Set task. Put the lines into a Markdown table with the columns Row and Line, numbering each row and leaving out blank lines. Include only the lines starting with the line that contains "candle-body[interactable] — [344, 264, 350, 284]" and going on through the line that contains "candle-body[interactable] — [8, 454, 15, 490]".

Collected data:
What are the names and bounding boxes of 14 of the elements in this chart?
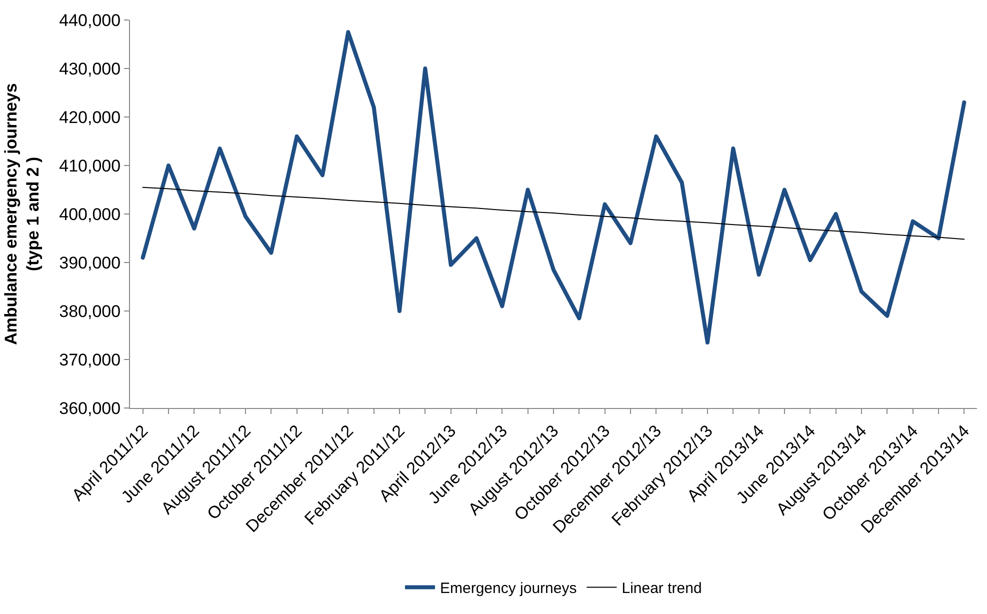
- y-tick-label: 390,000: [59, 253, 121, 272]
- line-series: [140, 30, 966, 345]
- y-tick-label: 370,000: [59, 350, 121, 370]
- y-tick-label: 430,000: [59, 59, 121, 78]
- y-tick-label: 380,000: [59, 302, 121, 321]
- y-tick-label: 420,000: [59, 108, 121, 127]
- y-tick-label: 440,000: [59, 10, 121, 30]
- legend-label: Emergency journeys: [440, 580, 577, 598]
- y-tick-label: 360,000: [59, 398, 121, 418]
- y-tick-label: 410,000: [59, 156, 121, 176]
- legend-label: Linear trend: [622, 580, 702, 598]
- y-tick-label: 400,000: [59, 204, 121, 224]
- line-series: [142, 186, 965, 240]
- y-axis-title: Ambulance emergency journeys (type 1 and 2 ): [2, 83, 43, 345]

...

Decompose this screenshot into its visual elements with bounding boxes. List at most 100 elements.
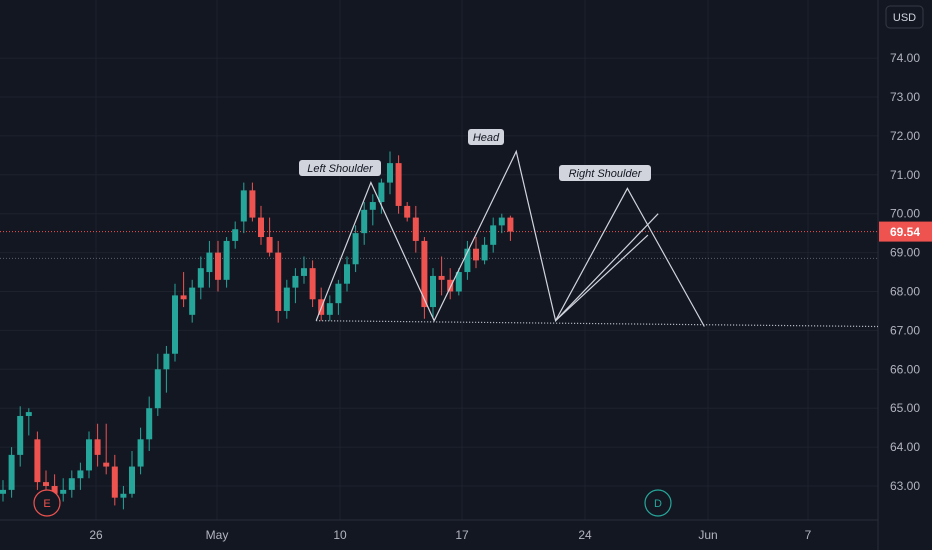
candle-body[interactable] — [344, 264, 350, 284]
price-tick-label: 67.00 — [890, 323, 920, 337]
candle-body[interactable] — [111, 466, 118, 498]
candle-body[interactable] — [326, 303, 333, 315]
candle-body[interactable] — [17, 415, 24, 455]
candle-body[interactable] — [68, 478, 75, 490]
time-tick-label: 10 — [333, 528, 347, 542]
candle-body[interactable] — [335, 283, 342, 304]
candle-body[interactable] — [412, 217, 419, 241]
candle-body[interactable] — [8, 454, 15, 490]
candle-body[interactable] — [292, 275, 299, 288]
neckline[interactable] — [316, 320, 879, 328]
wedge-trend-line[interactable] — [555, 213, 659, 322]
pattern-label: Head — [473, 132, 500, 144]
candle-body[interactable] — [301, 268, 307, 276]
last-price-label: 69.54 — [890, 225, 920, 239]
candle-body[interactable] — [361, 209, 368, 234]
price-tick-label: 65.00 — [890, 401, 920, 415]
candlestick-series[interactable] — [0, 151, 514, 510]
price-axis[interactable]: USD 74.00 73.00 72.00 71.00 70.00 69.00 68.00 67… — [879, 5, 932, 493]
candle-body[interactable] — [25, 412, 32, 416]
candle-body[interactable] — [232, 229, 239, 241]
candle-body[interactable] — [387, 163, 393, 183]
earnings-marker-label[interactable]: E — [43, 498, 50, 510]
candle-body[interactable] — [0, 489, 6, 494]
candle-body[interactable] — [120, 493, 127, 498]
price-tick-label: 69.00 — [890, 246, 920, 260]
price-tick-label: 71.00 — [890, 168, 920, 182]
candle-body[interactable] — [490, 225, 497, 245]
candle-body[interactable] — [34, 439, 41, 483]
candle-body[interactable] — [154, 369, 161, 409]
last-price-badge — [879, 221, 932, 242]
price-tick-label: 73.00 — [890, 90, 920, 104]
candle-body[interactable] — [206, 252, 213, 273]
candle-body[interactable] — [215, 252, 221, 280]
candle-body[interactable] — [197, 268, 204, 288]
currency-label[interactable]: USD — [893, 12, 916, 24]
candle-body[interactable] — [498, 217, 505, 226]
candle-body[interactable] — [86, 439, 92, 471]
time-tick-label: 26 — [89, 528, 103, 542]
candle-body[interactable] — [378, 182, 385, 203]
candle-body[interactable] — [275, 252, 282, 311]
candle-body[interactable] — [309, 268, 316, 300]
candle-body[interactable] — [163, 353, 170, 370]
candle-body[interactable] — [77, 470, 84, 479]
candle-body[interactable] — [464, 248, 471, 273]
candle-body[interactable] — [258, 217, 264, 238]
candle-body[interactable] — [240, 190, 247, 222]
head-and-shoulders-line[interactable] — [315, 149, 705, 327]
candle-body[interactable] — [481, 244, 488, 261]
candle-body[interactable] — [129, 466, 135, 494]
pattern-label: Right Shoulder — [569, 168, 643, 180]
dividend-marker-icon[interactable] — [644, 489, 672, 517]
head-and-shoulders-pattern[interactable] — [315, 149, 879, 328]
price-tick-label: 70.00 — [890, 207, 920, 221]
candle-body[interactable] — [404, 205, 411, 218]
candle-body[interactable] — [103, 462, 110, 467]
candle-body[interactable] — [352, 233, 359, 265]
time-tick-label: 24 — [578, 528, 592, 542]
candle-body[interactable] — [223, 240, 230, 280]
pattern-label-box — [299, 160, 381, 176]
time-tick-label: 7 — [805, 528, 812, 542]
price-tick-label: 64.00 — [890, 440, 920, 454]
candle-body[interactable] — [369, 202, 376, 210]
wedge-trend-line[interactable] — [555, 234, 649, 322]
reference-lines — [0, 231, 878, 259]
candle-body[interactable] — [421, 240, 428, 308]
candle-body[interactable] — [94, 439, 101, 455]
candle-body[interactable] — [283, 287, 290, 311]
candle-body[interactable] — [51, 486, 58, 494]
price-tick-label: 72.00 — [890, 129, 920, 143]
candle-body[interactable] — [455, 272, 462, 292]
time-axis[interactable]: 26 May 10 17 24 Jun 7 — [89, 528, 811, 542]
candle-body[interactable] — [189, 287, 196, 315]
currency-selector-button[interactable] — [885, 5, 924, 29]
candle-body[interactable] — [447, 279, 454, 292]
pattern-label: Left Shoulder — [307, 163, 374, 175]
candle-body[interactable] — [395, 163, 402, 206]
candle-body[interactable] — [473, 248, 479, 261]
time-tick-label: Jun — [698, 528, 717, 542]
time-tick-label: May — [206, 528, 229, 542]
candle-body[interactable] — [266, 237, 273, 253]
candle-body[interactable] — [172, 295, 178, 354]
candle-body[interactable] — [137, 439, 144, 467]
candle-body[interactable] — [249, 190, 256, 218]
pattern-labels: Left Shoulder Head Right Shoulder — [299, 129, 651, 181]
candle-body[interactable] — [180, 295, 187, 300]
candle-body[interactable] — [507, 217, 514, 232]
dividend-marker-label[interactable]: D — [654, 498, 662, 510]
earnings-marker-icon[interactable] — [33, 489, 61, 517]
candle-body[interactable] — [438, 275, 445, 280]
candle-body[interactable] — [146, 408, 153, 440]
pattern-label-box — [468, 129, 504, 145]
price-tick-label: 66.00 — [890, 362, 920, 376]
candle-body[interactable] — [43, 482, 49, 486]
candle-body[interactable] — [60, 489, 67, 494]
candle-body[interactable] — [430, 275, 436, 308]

* * *

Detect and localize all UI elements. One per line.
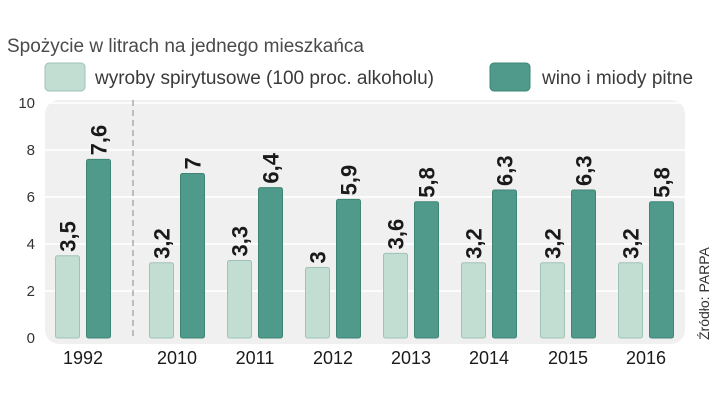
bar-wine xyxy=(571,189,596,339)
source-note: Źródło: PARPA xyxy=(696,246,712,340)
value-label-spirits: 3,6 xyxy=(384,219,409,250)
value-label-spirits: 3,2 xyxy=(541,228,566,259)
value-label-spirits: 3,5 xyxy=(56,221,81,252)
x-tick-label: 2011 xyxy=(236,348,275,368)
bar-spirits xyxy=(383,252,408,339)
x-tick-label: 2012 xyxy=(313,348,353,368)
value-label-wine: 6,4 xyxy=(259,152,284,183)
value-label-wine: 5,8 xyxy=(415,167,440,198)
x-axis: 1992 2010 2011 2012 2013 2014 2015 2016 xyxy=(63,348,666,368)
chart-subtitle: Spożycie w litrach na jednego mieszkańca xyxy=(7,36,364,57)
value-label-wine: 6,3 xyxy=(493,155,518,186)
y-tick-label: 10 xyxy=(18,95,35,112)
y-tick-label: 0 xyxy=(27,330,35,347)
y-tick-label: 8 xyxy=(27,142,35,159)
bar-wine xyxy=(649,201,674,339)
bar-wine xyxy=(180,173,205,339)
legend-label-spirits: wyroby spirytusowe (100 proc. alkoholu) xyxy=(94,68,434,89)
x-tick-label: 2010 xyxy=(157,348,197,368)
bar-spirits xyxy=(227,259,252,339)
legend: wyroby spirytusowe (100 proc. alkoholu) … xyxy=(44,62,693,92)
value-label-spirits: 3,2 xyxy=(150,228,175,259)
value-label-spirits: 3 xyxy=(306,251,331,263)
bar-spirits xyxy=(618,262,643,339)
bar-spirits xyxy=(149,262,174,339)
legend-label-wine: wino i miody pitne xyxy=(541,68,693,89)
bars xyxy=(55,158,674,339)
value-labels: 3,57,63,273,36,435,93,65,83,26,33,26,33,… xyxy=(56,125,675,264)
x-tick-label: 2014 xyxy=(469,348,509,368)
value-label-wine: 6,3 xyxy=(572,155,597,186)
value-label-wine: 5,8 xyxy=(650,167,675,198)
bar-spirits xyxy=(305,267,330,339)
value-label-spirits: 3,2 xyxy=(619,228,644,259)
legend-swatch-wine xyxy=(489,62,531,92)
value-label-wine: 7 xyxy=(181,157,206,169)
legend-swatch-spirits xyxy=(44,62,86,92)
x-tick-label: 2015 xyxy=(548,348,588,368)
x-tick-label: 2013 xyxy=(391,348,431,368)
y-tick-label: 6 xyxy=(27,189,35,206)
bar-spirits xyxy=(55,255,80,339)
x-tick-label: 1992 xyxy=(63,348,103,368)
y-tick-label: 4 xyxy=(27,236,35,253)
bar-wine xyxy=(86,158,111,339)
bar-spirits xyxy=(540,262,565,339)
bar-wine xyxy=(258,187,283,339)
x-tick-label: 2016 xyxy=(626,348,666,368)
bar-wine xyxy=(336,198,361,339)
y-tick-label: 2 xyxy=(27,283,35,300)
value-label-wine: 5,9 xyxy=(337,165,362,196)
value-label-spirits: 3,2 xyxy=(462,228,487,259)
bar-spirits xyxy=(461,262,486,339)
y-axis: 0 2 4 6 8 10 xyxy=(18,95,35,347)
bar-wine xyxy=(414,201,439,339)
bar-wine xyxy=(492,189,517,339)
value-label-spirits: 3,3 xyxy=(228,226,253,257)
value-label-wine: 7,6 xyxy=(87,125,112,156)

Solution.
| Row | Line |
|---|---|
| 1 | candle-body[interactable] — [344, 264, 350, 284] |
| 2 | price-tick-label: 67.00 — [890, 323, 920, 337] |
| 3 | candle-body[interactable] — [111, 466, 118, 498] |
| 4 | candle-body[interactable] — [326, 303, 333, 315] |
| 5 | candle-body[interactable] — [17, 415, 24, 455] |
| 6 | candle-body[interactable] — [68, 478, 75, 490] |
| 7 | time-tick-label: 10 — [333, 528, 347, 542] |
| 8 | candle-body[interactable] — [335, 283, 342, 304] |
| 9 | candle-body[interactable] — [412, 217, 419, 241] |
| 10 | candle-body[interactable] — [8, 454, 15, 490] |